▶
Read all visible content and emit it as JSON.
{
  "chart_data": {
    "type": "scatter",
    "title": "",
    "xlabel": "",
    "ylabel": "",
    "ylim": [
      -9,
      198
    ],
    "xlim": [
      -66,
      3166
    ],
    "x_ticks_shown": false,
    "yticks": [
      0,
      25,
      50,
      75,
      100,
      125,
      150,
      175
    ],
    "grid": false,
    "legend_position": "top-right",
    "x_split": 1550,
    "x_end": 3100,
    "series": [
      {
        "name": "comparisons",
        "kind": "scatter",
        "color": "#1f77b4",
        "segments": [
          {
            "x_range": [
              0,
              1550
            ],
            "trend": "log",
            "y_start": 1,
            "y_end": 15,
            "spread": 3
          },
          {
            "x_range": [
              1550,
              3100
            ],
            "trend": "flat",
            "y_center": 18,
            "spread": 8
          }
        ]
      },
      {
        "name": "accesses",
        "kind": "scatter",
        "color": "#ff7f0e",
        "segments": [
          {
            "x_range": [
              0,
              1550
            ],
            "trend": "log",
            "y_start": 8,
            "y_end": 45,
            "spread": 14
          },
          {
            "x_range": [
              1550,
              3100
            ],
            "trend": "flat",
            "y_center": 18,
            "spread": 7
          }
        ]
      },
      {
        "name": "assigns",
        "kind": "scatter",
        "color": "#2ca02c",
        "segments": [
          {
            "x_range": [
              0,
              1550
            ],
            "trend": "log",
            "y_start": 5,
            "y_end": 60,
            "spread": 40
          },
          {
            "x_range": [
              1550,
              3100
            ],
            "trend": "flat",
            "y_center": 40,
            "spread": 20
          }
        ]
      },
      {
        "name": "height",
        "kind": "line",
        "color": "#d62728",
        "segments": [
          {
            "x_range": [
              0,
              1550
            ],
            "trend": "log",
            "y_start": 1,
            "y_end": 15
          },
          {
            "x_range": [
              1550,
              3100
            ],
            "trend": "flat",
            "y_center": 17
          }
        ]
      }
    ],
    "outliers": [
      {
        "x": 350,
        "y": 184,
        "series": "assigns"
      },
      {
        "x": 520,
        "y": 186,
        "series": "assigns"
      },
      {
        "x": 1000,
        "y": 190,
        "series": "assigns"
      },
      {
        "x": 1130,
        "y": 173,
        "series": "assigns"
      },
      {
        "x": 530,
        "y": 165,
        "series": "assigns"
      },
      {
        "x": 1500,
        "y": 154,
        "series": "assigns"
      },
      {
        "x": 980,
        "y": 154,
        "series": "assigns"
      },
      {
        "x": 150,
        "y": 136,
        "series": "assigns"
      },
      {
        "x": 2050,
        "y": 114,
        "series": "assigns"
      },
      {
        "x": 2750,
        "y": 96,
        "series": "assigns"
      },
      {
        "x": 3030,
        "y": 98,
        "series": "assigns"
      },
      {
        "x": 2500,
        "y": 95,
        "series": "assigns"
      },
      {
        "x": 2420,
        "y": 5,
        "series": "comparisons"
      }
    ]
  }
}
◀
> Work to be completed
Search the data for the string "color" and copy each line where it appears.

> Task answer
        "color": "#1f77b4",
        "color": "#ff7f0e",
        "color": "#2ca02c",
        "color": "#d62728",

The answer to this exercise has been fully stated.